* BEGIN MATERIAL *

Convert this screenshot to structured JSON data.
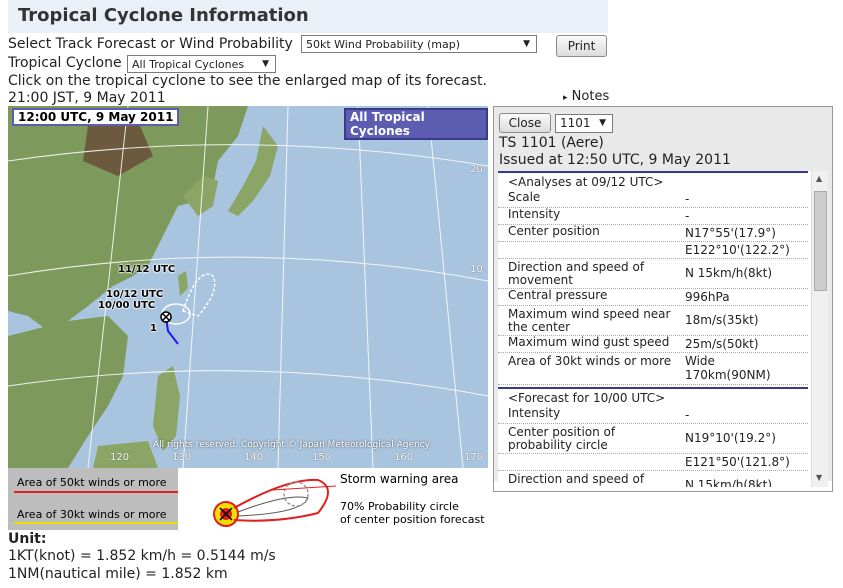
{
  "page": {
    "title": "Tropical Cyclone Information",
    "forecast_label": "Select Track Forecast or Wind Probability",
    "forecast_select": "50kt Wind Probability (map)",
    "print_label": "Print",
    "cyclone_label": "Tropical Cyclone",
    "cyclone_select": "All Tropical Cyclones",
    "instruction": "Click on the tropical cyclone to see the enlarged map of its forecast.",
    "timestamp": "21:00 JST, 9 May 2011",
    "notes_link": "Notes"
  },
  "map": {
    "time_label": "12:00 UTC, 9 May 2011",
    "scope_label": "All Tropical Cyclones",
    "date_labels": [
      "11/12 UTC",
      "10/12 UTC",
      "10/00 UTC"
    ],
    "storm_number": "1",
    "lat_ticks": [
      "20",
      "10"
    ],
    "lon_ticks": [
      "120",
      "130",
      "140",
      "150",
      "160",
      "170"
    ],
    "copyright": "All rights reserved. Copyright © Japan Meteorological Agency"
  },
  "legend": {
    "area50": "Area of 50kt winds or more",
    "area30": "Area of 30kt winds or more",
    "storm_warning": "Storm warning area",
    "prob_circle_1": "70% Probability circle",
    "prob_circle_2": "of center position forecast"
  },
  "units": {
    "heading": "Unit:",
    "knot": "1KT(knot) = 1.852 km/h = 0.5144 m/s",
    "nm": "1NM(nautical mile) = 1.852 km"
  },
  "panel": {
    "close_label": "Close",
    "id_select": "1101",
    "storm_name": "TS 1101 (Aere)",
    "issued": "Issued at 12:50 UTC, 9 May 2011",
    "analysis_header": "<Analyses at 09/12 UTC>",
    "analysis_rows": [
      {
        "k": "Scale",
        "v": "-"
      },
      {
        "k": "Intensity",
        "v": "-"
      },
      {
        "k": "Center position",
        "v": "N17°55'(17.9°)"
      },
      {
        "k": "",
        "v": "E122°10'(122.2°)"
      },
      {
        "k": "Direction and speed of movement",
        "v": "N 15km/h(8kt)"
      },
      {
        "k": "Central pressure",
        "v": "996hPa"
      },
      {
        "k": "Maximum wind speed near the center",
        "v": "18m/s(35kt)"
      },
      {
        "k": "Maximum wind gust speed",
        "v": "25m/s(50kt)"
      },
      {
        "k": "Area of 30kt winds or more",
        "v": "Wide\n170km(90NM)"
      }
    ],
    "forecast_header": "<Forecast for 10/00 UTC>",
    "forecast_rows": [
      {
        "k": "Intensity",
        "v": "-"
      },
      {
        "k": "Center position of probability circle",
        "v": "N19°10'(19.2°)"
      },
      {
        "k": "",
        "v": "E121°50'(121.8°)"
      },
      {
        "k": "Direction and speed of",
        "v": "N 15km/h(8kt)"
      }
    ]
  },
  "colors": {
    "accent": "#3a3a8a",
    "label_border": "#5c5cb0",
    "area50": "#e02020",
    "area30": "#e8e000"
  }
}
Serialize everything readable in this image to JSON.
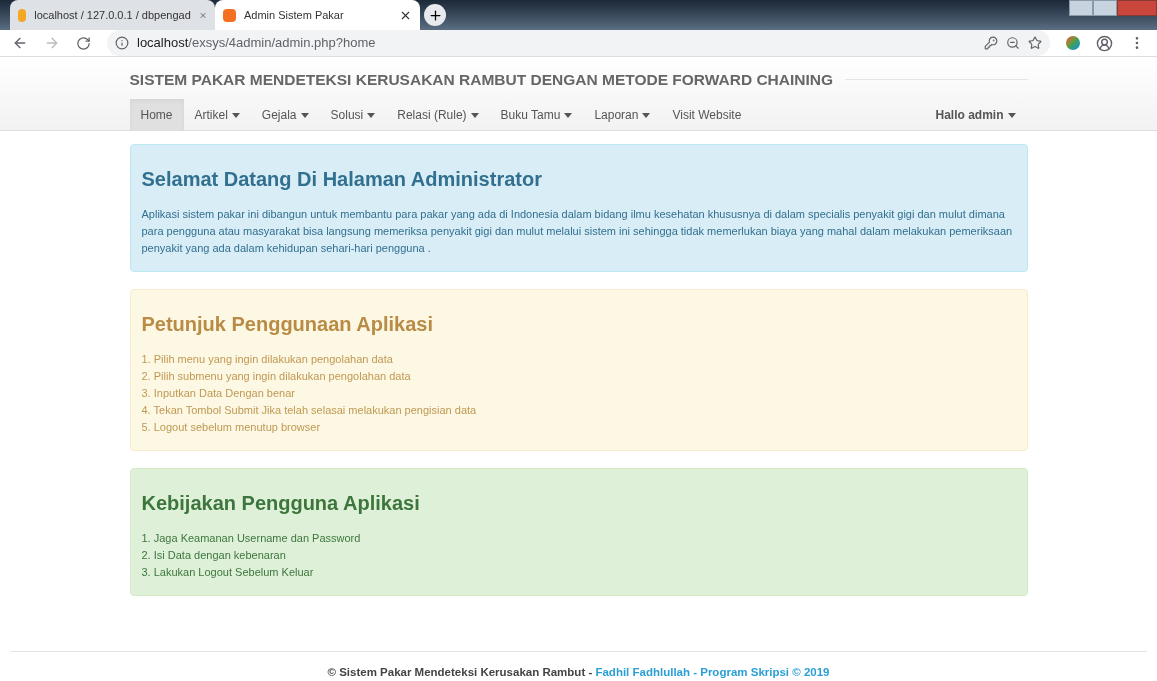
{
  "browser_tabs": [
    {
      "title": "localhost / 127.0.0.1 / dbpengad",
      "selected": false
    },
    {
      "title": "Admin Sistem Pakar",
      "selected": true
    }
  ],
  "address_bar": {
    "host": "localhost",
    "path": "/exsys/4admin/admin.php?home"
  },
  "site_title": "SISTEM PAKAR MENDETEKSI KERUSAKAN RAMBUT DENGAN METODE FORWARD CHAINING",
  "nav": {
    "items": [
      {
        "label": "Home",
        "dropdown": false,
        "selected": true
      },
      {
        "label": "Artikel",
        "dropdown": true,
        "selected": false
      },
      {
        "label": "Gejala",
        "dropdown": true,
        "selected": false
      },
      {
        "label": "Solusi",
        "dropdown": true,
        "selected": false
      },
      {
        "label": "Relasi (Rule)",
        "dropdown": true,
        "selected": false
      },
      {
        "label": "Buku Tamu",
        "dropdown": true,
        "selected": false
      },
      {
        "label": "Laporan",
        "dropdown": true,
        "selected": false
      },
      {
        "label": "Visit Website",
        "dropdown": false,
        "selected": false
      }
    ],
    "user": {
      "label": "Hallo admin",
      "dropdown": true
    }
  },
  "panels": [
    {
      "kind": "info",
      "title": "Selamat Datang Di Halaman Administrator",
      "lines": [
        "Aplikasi sistem pakar ini dibangun untuk membantu para pakar yang ada di Indonesia dalam bidang ilmu kesehatan khususnya di dalam specialis penyakit gigi dan mulut dimana para pengguna atau masyarakat bisa langsung memeriksa penyakit gigi dan mulut melalui sistem ini sehingga tidak memerlukan biaya yang mahal dalam melakukan pemeriksaan penyakit yang ada dalam kehidupan sehari-hari pengguna ."
      ]
    },
    {
      "kind": "warning",
      "title": "Petunjuk Penggunaan Aplikasi",
      "lines": [
        "1. Pilih menu yang ingin dilakukan pengolahan data",
        "2. Pilih submenu yang ingin dilakukan pengolahan data",
        "3. Inputkan Data Dengan benar",
        "4. Tekan Tombol Submit Jika telah selasai melakukan pengisian data",
        "5. Logout sebelum menutup browser"
      ]
    },
    {
      "kind": "success",
      "title": "Kebijakan Pengguna Aplikasi",
      "lines": [
        "1. Jaga Keamanan Username dan Password",
        "2. Isi Data dengan kebenaran",
        "3. Lakukan Logout Sebelum Keluar"
      ]
    }
  ],
  "footer": {
    "text": "© Sistem Pakar Mendeteksi Kerusakan Rambut - ",
    "link": "Fadhil Fadhlullah - Program Skripsi © 2019"
  }
}
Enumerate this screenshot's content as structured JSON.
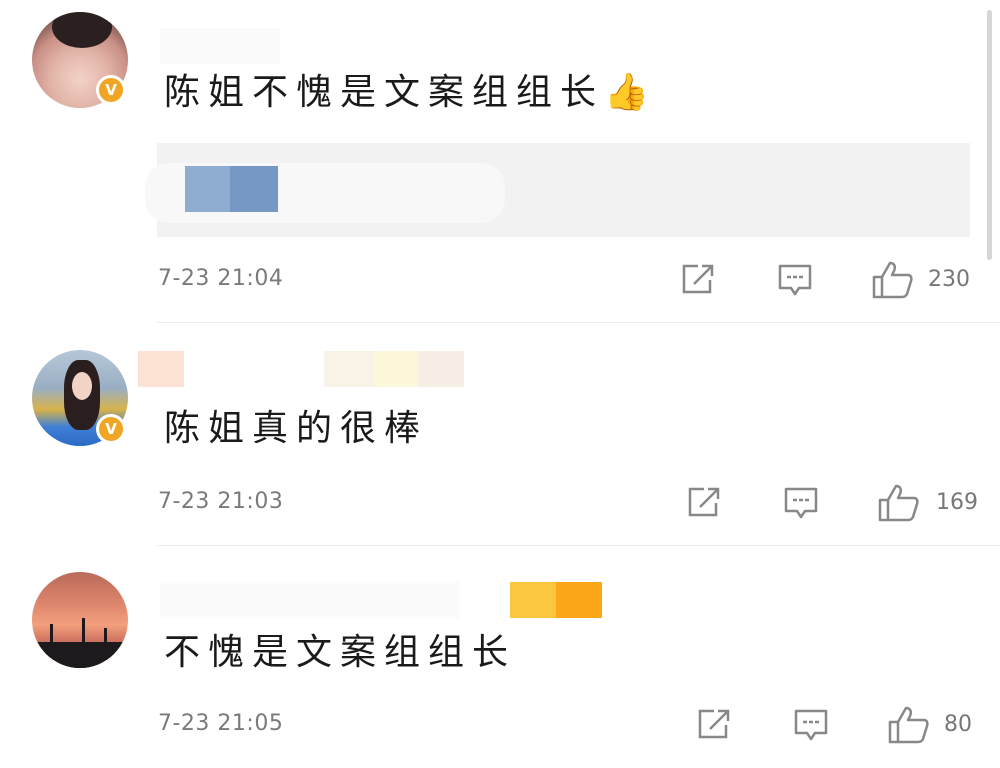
{
  "comments": [
    {
      "text": "陈姐不愧是文案组组长👍",
      "time": "7-23 21:04",
      "likes": "230",
      "has_quote": true,
      "badge_color": "#f5a623",
      "badge_label": "V"
    },
    {
      "text": "陈姐真的很棒",
      "time": "7-23 21:03",
      "likes": "169",
      "has_quote": false,
      "badge_color": "#f5a623",
      "badge_label": "V"
    },
    {
      "text": "不愧是文案组组长",
      "time": "7-23 21:05",
      "likes": "80",
      "has_quote": false
    }
  ],
  "icons": {
    "share": "share-icon",
    "comment": "comment-icon",
    "like": "thumbs-up-icon"
  }
}
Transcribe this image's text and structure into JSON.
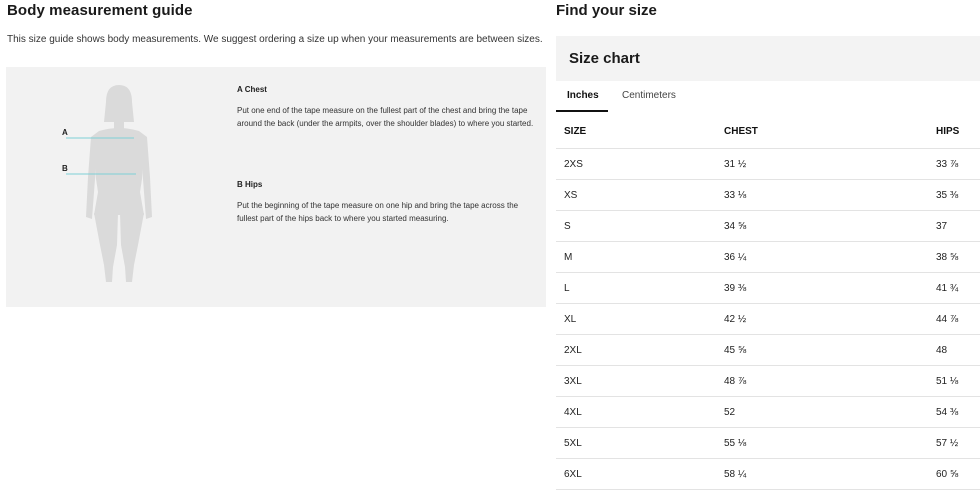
{
  "left": {
    "title": "Body measurement guide",
    "subtitle": "This size guide shows body measurements. We suggest ordering a size up when your measurements are between sizes.",
    "markers": {
      "a": "A",
      "b": "B"
    },
    "sections": [
      {
        "title": "A Chest",
        "text": "Put one end of the tape measure on the fullest part of the chest and bring the tape around the back (under the armpits, over the shoulder blades) to where you started."
      },
      {
        "title": "B Hips",
        "text": "Put the beginning of the tape measure on one hip and bring the tape across the fullest part of the hips back to where you started measuring."
      }
    ]
  },
  "right": {
    "title": "Find your size",
    "chart_title": "Size chart",
    "tabs": [
      {
        "label": "Inches",
        "active": true
      },
      {
        "label": "Centimeters",
        "active": false
      }
    ],
    "columns": [
      "SIZE",
      "CHEST",
      "HIPS"
    ],
    "rows": [
      [
        "2XS",
        "31 ½",
        "33 ⅞"
      ],
      [
        "XS",
        "33 ⅛",
        "35 ⅜"
      ],
      [
        "S",
        "34 ⅝",
        "37"
      ],
      [
        "M",
        "36 ¼",
        "38 ⅝"
      ],
      [
        "L",
        "39 ⅜",
        "41 ¾"
      ],
      [
        "XL",
        "42 ½",
        "44 ⅞"
      ],
      [
        "2XL",
        "45 ⅝",
        "48"
      ],
      [
        "3XL",
        "48 ⅞",
        "51 ⅛"
      ],
      [
        "4XL",
        "52",
        "54 ⅜"
      ],
      [
        "5XL",
        "55 ⅛",
        "57 ½"
      ],
      [
        "6XL",
        "58 ¼",
        "60 ⅝"
      ]
    ]
  },
  "colors": {
    "panel_bg": "#f2f2f2",
    "figure": "#dadada",
    "measure_line": "#7fd0d6",
    "text": "#1a1a1a"
  }
}
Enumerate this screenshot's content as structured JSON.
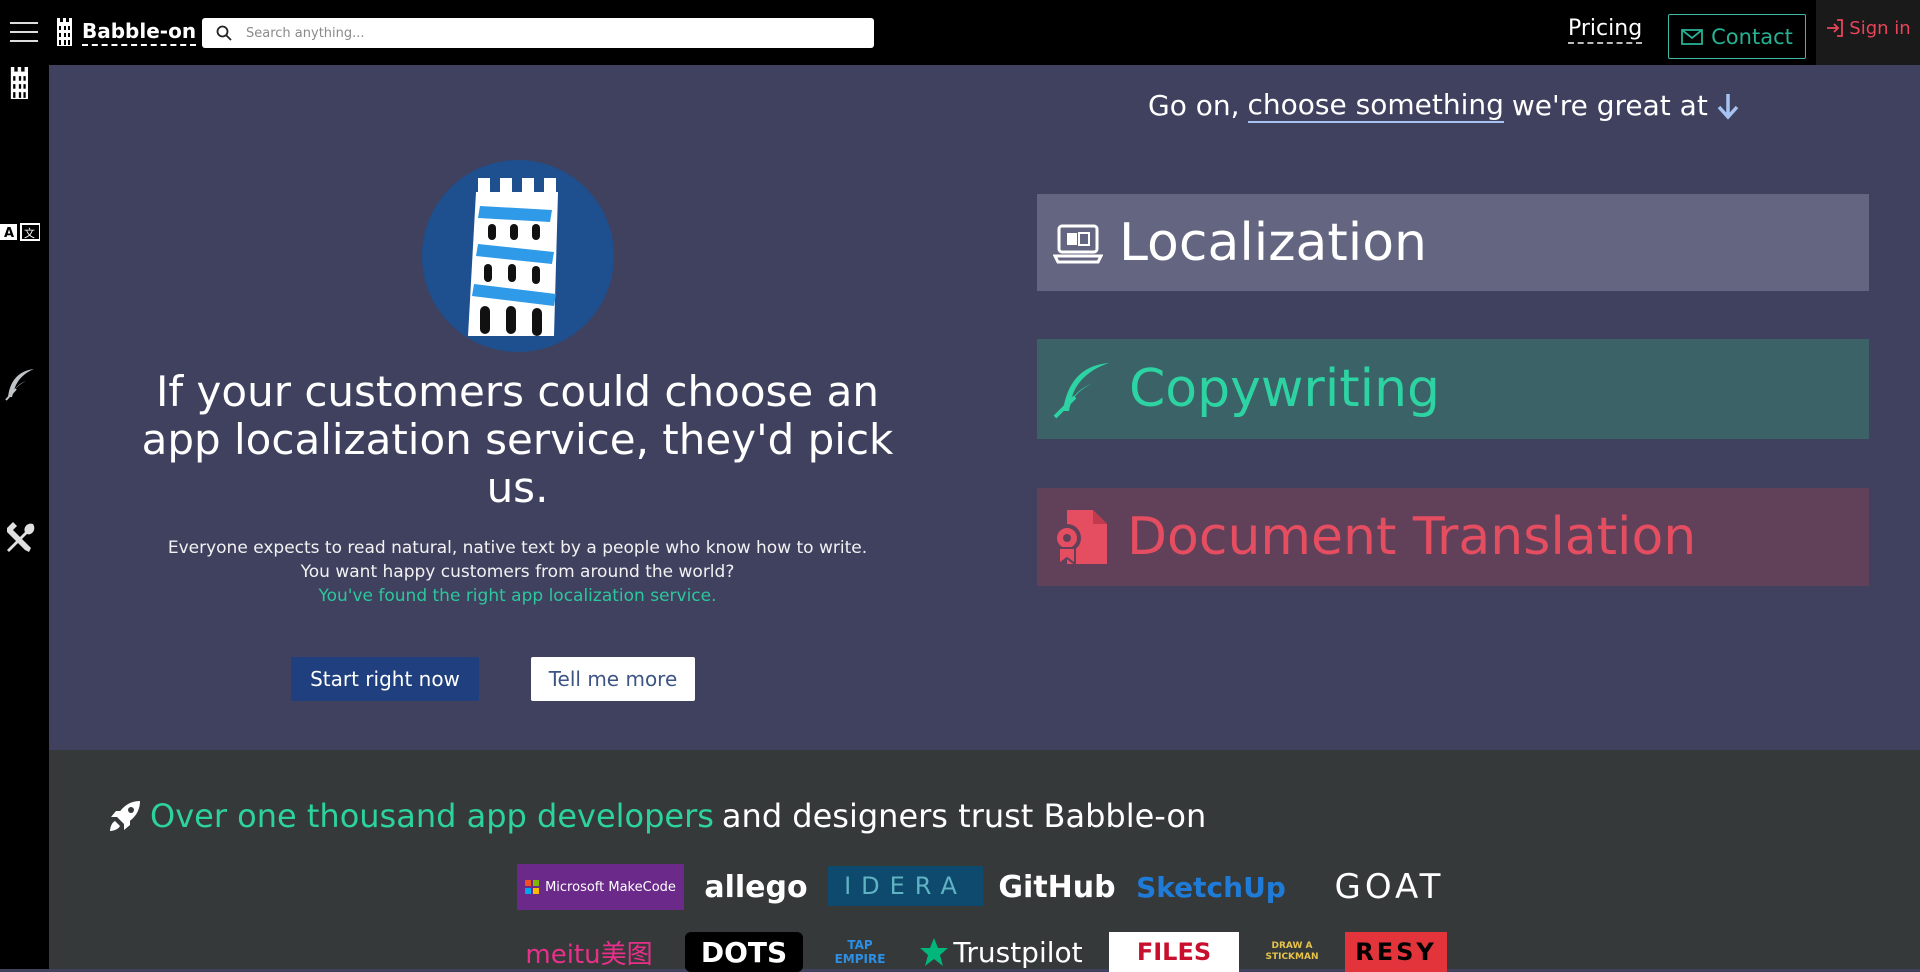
{
  "header": {
    "brand": "Babble-on",
    "search_placeholder": "Search anything...",
    "pricing": "Pricing",
    "contact": "Contact",
    "signin": "Sign in"
  },
  "hero": {
    "headline": "If your customers could choose an app localization service, they'd pick us.",
    "sub_line1": "Everyone expects to read natural, native text by a people who know how to write.",
    "sub_line2": "You want happy customers from around the world?",
    "sub_line3": "You've found the right app localization service.",
    "start_button": "Start right now",
    "more_button": "Tell me more"
  },
  "services": {
    "prompt_prefix": "Go on,",
    "prompt_link": "choose something",
    "prompt_suffix": "we're great at",
    "items": [
      {
        "label": "Localization",
        "icon": "laptop-translate-icon"
      },
      {
        "label": "Copywriting",
        "icon": "feather-icon"
      },
      {
        "label": "Document Translation",
        "icon": "certificate-document-icon"
      }
    ]
  },
  "trust": {
    "title_accent": "Over one thousand app developers",
    "title_rest": "and designers trust Babble-on",
    "logos_row1": [
      "Microsoft MakeCode",
      "allego",
      "IDERA",
      "GitHub",
      "SketchUp",
      "GOAT"
    ],
    "logos_row2": [
      "meitu美图",
      "DOTS",
      "TAP EMPIRE",
      "Trustpilot",
      "FILES",
      "DRAW A STICKMAN",
      "RESY"
    ]
  },
  "colors": {
    "bg": "#3f415f",
    "accent_green": "#2cd39a",
    "accent_red": "#e54d61",
    "navy": "#1f3f7e"
  }
}
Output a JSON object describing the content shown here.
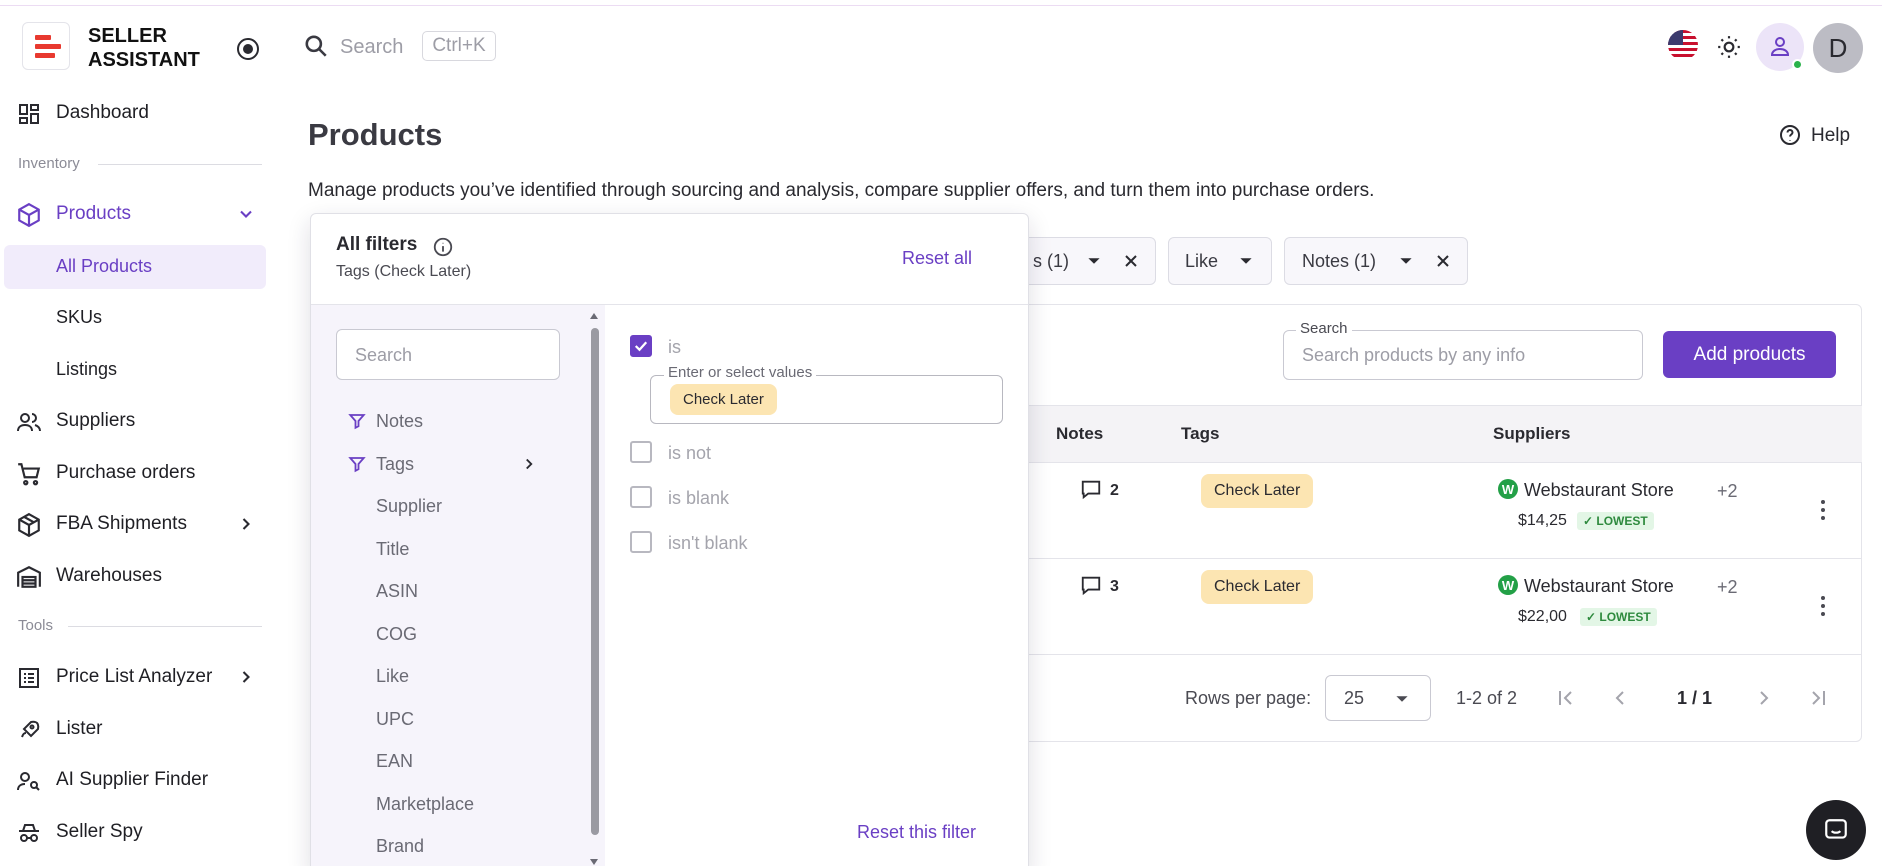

* END MATERIAL *

◆ **TO BE DONE**:
Lines holding the word "position" in the entries above are the ones to pull out. Copy them all.

◆ **SOLVED EXERCISE**:
    "prob_circle_2": "of center position forecast"
        "k": "Center position",
        "k": "Center position of probability circle",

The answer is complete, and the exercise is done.